Aim — From the listing below, pull out the lines that hold "Haydn".

-- Entries shown start --

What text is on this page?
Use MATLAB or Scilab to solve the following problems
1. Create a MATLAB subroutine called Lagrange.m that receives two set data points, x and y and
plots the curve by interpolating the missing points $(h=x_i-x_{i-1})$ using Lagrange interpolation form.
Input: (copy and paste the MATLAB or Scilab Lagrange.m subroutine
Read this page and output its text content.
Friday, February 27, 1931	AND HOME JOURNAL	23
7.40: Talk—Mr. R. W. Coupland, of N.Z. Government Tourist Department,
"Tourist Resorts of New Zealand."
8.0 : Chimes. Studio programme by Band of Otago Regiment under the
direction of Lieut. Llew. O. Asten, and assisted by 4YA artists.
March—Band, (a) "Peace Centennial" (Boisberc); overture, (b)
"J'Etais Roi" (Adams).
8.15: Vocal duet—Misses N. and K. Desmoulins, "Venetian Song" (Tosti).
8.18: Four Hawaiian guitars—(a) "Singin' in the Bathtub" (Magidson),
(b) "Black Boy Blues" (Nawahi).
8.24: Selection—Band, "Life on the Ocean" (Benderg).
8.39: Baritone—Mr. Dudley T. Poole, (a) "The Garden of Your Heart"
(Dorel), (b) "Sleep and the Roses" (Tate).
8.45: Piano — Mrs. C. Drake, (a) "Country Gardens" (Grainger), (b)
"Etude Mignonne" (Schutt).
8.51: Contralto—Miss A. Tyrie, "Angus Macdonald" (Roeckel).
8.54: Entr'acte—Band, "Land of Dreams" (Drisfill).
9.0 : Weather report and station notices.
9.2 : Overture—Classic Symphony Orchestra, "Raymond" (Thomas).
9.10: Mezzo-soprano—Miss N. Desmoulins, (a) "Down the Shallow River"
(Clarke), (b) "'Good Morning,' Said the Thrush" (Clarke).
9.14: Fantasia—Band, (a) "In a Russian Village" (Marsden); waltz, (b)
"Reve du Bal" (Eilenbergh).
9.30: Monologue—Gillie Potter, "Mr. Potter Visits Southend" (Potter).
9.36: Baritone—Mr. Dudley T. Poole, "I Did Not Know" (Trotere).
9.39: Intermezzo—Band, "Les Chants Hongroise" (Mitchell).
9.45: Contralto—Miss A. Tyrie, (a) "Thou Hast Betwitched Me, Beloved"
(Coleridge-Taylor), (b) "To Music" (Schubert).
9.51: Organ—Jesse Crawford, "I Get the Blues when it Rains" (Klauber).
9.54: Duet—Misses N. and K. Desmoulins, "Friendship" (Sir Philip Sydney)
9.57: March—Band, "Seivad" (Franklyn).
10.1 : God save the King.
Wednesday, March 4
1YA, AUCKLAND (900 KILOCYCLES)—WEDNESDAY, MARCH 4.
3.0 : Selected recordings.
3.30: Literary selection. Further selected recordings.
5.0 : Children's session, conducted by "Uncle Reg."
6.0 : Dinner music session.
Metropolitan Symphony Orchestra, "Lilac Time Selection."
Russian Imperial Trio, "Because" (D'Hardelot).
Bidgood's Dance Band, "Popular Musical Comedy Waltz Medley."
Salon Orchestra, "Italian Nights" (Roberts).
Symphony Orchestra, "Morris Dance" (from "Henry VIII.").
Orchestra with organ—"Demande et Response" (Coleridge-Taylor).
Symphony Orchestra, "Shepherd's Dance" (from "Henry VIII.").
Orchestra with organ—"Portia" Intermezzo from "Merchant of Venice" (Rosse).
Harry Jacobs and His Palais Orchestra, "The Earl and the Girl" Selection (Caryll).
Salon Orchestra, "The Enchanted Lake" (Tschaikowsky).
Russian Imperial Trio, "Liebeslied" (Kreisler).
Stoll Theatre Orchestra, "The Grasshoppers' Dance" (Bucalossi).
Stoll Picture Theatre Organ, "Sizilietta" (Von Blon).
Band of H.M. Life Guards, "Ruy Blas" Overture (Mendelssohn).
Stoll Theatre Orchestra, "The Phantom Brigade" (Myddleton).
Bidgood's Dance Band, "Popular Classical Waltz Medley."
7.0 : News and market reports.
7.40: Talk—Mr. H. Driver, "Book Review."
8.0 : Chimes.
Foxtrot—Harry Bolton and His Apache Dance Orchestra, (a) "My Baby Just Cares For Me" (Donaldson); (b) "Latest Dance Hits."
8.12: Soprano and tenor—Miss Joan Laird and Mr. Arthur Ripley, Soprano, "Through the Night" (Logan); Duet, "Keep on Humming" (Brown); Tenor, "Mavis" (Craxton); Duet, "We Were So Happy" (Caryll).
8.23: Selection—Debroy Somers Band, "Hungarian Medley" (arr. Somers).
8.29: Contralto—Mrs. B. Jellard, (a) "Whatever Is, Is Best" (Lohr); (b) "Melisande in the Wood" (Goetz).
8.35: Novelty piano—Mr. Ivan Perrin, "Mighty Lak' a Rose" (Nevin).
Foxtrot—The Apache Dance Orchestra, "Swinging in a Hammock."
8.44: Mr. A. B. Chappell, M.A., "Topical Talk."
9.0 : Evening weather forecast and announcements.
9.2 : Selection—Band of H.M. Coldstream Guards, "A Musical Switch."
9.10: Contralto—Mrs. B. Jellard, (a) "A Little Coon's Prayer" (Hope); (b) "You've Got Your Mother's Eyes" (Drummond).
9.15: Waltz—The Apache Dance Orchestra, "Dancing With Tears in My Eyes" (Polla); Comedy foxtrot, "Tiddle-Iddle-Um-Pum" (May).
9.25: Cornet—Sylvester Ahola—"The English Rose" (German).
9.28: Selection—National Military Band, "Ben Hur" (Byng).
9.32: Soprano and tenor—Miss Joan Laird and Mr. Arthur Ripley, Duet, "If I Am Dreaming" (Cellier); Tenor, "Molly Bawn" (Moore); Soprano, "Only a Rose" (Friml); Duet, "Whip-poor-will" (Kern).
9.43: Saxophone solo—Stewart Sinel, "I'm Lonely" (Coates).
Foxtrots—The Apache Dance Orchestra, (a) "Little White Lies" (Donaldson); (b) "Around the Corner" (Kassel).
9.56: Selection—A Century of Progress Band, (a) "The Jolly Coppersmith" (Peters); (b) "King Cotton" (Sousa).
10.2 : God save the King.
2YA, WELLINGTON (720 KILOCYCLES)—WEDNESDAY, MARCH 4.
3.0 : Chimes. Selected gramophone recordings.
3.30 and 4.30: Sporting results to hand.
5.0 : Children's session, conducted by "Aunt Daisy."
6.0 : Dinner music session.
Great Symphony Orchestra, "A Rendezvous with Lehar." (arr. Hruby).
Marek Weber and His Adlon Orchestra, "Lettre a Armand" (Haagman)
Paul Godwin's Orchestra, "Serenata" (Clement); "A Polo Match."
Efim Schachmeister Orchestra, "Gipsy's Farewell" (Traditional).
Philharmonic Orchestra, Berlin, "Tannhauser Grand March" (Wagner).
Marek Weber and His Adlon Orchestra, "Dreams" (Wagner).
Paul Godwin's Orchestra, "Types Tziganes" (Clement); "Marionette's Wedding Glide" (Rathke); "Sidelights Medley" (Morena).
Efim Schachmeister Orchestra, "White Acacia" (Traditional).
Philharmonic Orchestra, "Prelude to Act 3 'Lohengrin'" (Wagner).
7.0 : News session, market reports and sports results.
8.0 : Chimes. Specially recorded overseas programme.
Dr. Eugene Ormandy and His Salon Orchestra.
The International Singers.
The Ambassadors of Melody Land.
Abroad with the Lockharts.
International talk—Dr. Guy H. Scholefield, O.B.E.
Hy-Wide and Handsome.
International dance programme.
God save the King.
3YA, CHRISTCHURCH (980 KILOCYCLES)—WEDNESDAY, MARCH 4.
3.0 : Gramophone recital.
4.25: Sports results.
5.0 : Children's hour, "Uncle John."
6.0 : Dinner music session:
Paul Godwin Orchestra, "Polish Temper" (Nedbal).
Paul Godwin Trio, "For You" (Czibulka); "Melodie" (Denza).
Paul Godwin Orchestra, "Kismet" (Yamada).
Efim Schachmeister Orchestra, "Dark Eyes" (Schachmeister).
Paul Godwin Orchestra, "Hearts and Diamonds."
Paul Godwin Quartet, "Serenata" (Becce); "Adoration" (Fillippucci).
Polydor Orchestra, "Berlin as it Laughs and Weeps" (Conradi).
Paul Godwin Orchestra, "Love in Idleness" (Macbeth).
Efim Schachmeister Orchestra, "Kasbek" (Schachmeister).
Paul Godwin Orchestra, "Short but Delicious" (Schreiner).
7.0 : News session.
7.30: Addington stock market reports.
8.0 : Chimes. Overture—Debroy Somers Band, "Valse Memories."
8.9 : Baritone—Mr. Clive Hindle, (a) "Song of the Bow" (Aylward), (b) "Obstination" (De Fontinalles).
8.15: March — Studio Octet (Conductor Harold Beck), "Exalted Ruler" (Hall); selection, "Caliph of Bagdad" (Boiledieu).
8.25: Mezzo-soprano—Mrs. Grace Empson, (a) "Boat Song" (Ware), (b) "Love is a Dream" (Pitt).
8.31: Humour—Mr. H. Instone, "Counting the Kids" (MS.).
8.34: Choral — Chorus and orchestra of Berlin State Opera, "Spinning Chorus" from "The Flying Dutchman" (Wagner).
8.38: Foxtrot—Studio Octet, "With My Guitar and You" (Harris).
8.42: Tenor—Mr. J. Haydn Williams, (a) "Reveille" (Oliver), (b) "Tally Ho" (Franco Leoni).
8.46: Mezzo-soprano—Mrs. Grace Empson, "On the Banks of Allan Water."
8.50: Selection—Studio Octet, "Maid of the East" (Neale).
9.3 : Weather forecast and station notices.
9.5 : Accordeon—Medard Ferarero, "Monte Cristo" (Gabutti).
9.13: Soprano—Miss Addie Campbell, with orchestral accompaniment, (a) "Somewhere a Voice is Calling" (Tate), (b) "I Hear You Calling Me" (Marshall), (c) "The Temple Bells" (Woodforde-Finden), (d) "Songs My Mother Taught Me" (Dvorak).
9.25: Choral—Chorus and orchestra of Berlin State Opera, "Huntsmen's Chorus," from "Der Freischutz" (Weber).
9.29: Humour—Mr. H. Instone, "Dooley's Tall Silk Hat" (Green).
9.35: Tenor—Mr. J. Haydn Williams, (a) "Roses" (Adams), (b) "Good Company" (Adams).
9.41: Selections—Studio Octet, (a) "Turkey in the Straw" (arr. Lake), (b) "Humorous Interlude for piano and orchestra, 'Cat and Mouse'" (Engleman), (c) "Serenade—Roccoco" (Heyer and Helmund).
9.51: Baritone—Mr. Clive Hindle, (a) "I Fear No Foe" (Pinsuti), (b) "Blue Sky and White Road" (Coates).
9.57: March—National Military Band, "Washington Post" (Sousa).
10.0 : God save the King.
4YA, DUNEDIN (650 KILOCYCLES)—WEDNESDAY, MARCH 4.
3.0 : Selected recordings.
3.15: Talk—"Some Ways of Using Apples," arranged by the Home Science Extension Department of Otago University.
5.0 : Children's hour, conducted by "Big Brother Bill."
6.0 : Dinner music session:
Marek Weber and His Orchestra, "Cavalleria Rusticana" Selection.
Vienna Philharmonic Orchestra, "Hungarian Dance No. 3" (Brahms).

-- Entries shown end --

Right answer —
8.42: Tenor—Mr. J. Haydn Williams, (a) "Reveille" (Oliver), (b) "Tally Ho" (Franco Leoni).
9.35: Tenor—Mr. J. Haydn Williams, (a) "Roses" (Adams), (b) "Good Company" (Adams).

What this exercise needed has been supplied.